(Recorded data)
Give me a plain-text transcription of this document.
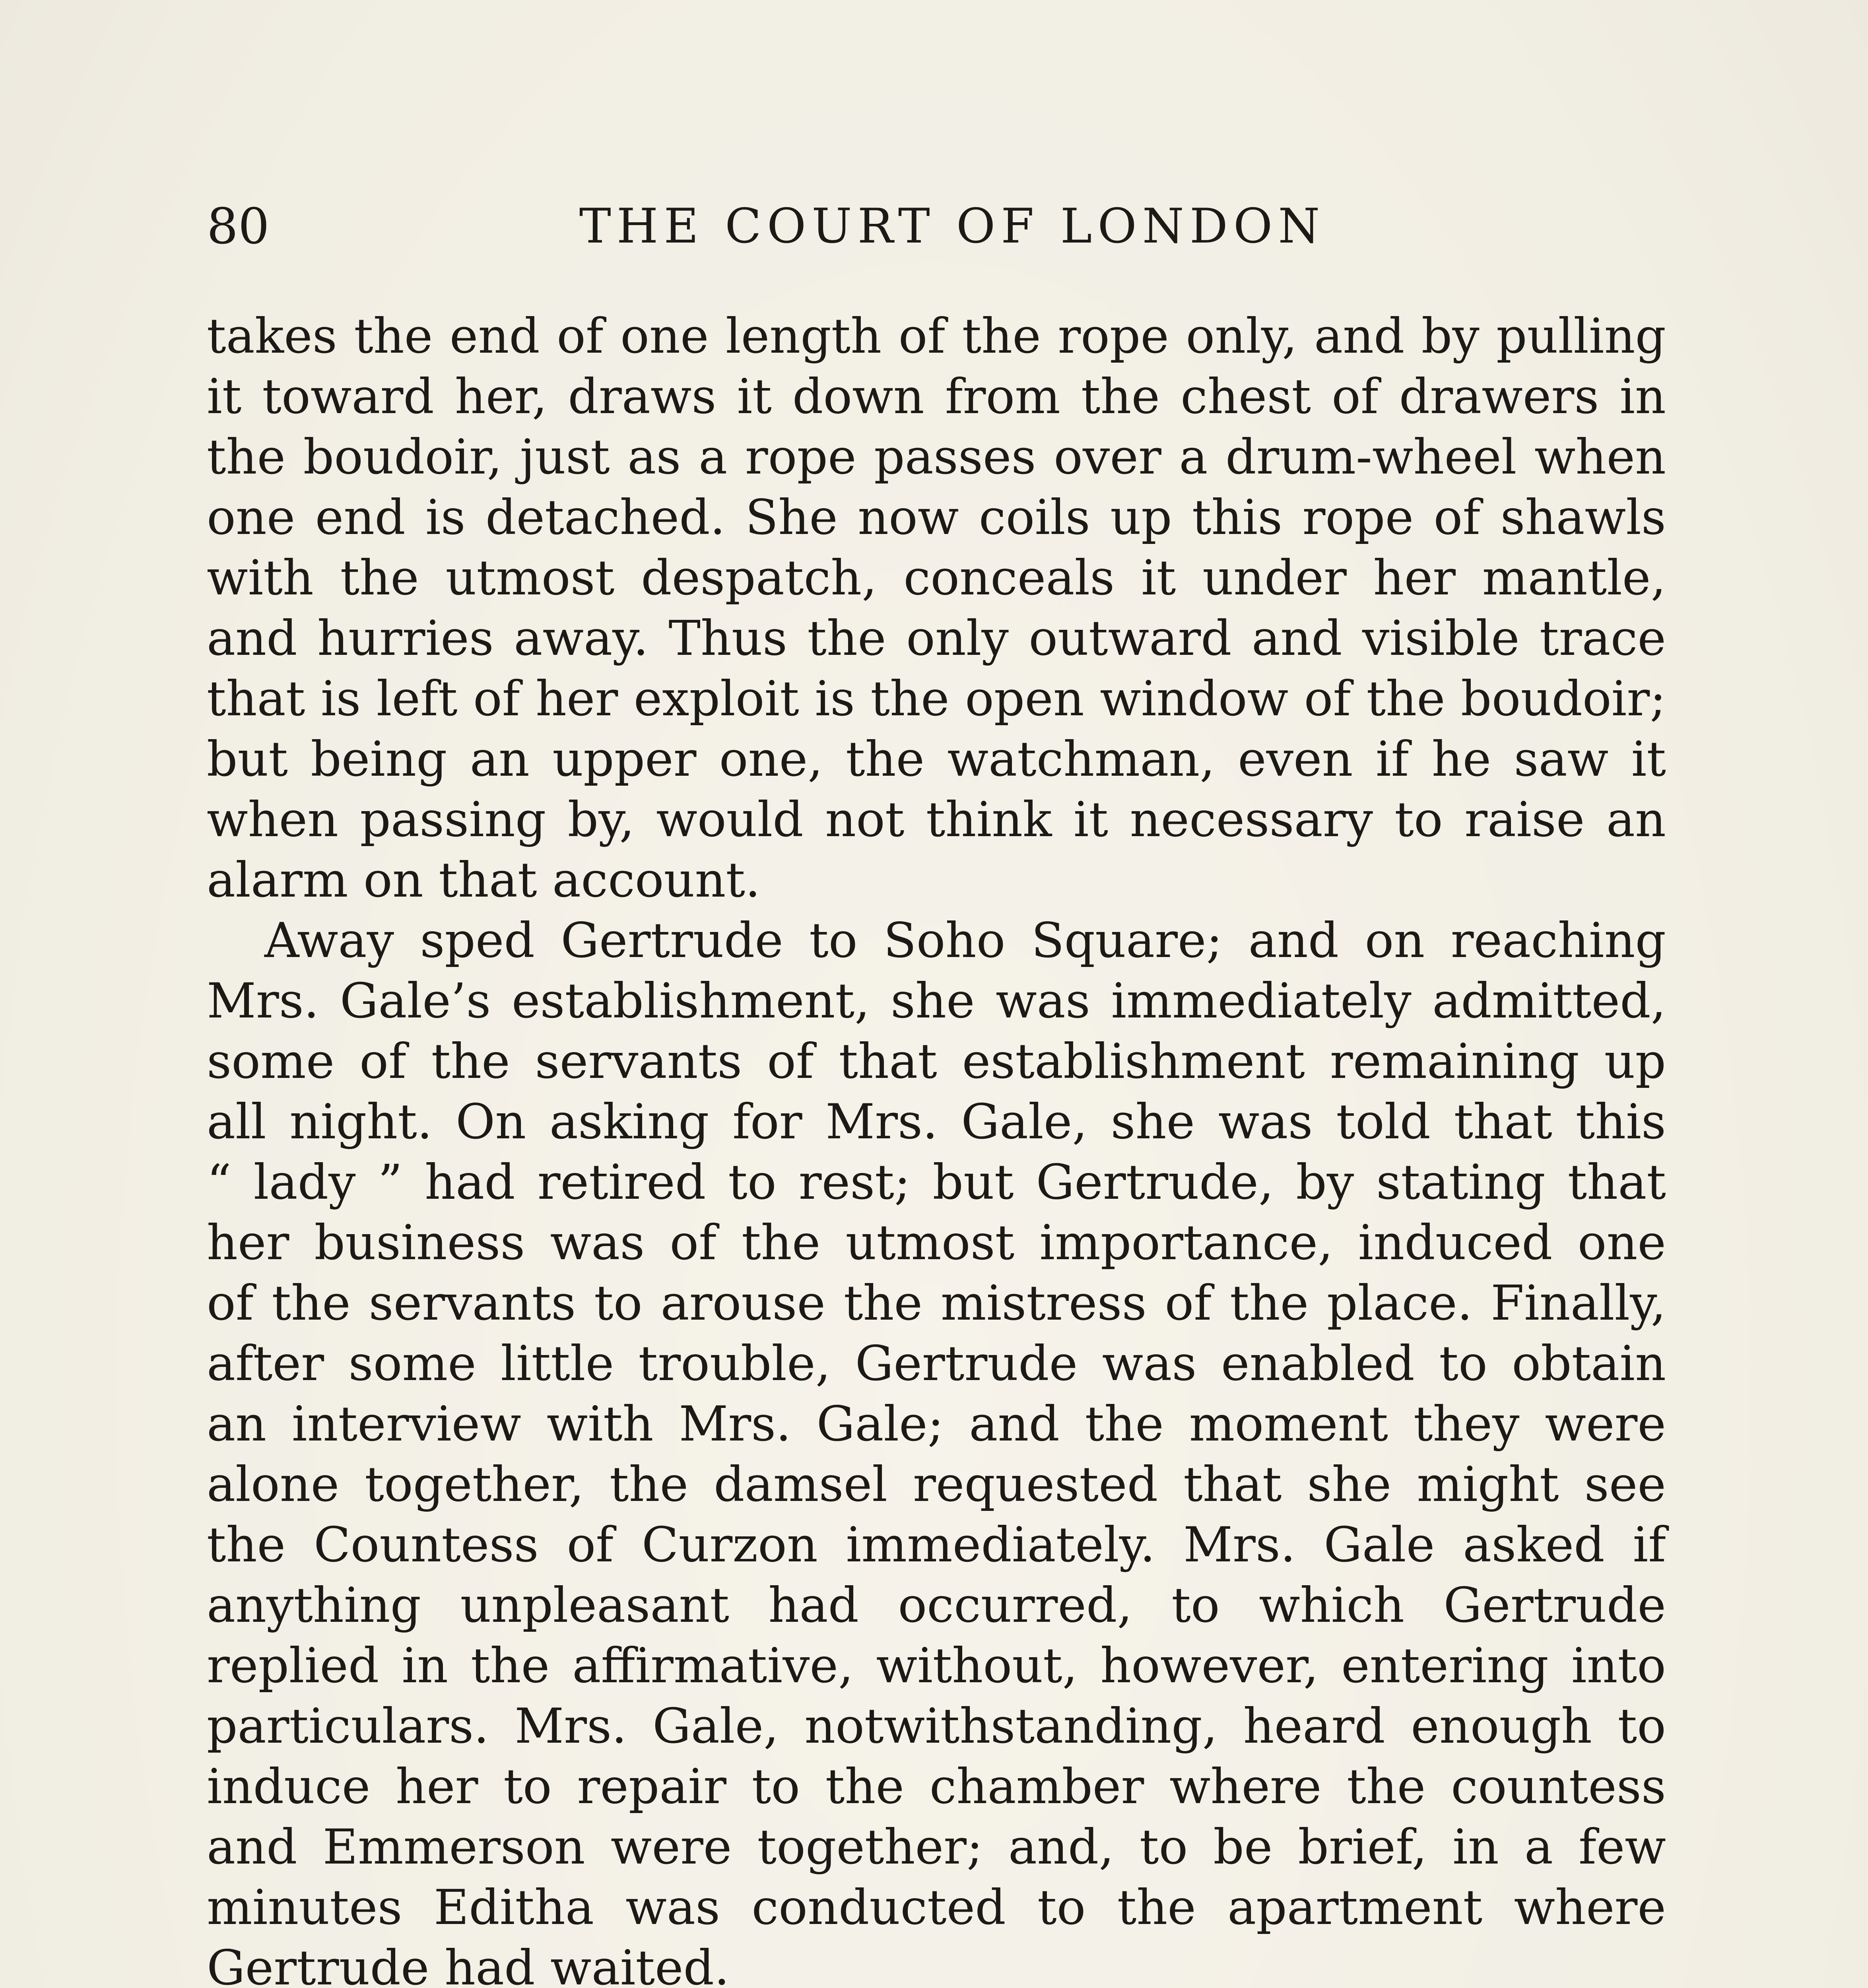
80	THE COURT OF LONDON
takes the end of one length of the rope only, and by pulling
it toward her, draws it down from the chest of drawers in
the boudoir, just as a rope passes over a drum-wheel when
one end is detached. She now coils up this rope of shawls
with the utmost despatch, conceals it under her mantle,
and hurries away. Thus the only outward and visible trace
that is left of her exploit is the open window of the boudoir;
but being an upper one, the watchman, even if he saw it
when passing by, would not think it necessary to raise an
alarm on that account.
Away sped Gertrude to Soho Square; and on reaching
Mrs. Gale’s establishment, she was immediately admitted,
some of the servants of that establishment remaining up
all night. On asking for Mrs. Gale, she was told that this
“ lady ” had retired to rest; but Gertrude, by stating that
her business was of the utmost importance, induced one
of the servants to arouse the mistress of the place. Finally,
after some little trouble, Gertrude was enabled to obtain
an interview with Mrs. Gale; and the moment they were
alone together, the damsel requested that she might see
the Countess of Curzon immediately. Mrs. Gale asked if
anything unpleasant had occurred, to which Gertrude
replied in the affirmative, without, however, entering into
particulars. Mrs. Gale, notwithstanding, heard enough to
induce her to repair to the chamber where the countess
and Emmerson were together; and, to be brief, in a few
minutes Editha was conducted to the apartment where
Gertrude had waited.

--

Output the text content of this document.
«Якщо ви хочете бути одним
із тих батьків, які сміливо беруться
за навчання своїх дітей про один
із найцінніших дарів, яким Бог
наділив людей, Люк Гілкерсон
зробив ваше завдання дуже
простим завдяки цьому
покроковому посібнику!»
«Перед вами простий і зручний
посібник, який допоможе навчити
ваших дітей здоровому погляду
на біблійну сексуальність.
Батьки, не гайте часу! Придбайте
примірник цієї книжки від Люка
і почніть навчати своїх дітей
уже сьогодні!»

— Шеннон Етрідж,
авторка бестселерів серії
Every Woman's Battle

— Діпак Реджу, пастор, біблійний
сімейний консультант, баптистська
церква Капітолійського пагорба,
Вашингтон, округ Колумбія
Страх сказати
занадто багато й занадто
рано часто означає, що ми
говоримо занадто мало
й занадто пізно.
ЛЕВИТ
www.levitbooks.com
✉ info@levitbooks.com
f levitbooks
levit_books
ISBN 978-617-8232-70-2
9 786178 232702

==

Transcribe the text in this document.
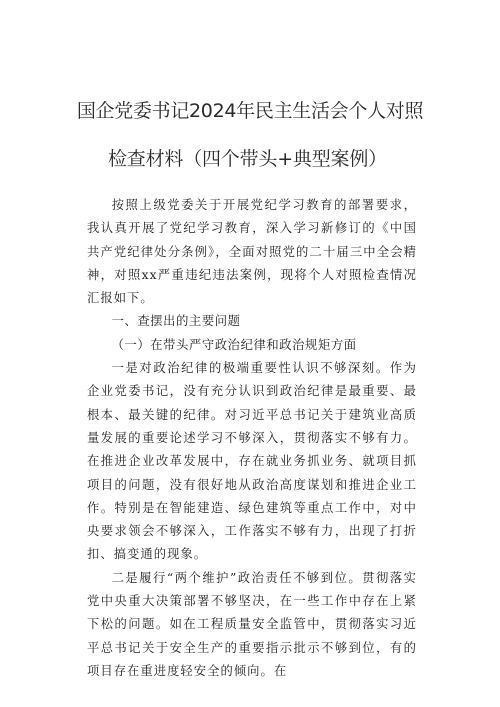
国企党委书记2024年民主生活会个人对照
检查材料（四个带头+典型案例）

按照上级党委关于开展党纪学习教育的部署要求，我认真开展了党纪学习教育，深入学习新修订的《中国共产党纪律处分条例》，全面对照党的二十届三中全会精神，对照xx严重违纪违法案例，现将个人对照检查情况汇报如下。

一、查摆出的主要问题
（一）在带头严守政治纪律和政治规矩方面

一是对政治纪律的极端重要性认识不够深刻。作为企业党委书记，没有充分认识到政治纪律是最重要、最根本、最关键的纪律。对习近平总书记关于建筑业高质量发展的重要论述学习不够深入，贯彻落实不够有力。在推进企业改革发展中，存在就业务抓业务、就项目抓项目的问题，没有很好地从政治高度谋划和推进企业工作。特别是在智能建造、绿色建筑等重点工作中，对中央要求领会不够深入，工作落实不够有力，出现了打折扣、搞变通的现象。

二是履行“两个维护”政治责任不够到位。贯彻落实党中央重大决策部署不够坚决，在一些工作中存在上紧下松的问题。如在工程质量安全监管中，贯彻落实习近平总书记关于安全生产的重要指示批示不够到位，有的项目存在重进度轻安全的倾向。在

Written problem => Collect every line from the records above that contains the word "text".

Reply =>
Give me a plain-text transcription of this document.
Output the text content of this document.
Transcribe the text in this document.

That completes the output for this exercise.